## [SET TASK]
Output the material beneath this task exactly, images excluded.
>> START RECORDS SHOWN
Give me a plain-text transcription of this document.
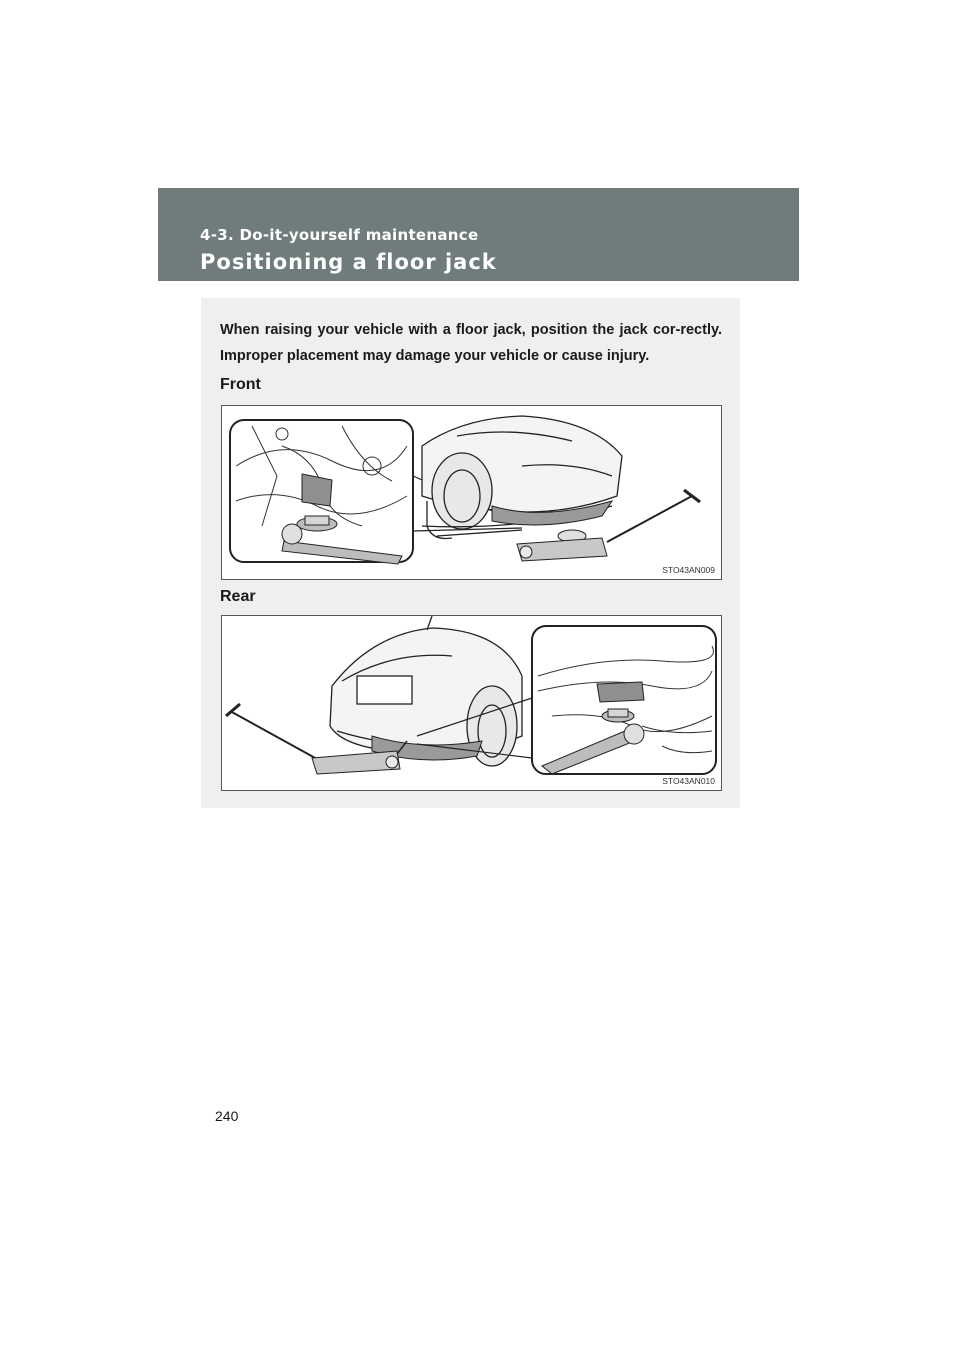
4-3. Do-it-yourself maintenance
Positioning a floor jack
When raising your vehicle with a floor jack, position the jack cor-rectly. Improper placement may damage your vehicle or cause injury.
Front
STO43AN009
Rear
STO43AN010
240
>> END RECORDS SHOWN
## [FULL ANSWER]
Give me a plain-text transcription of this document.
4-3. Do-it-yourself maintenance
Positioning a floor jack
When raising your vehicle with a floor jack, position the jack cor-rectly. Improper placement may damage your vehicle or cause injury.
Front
STO43AN009
Rear
STO43AN010
240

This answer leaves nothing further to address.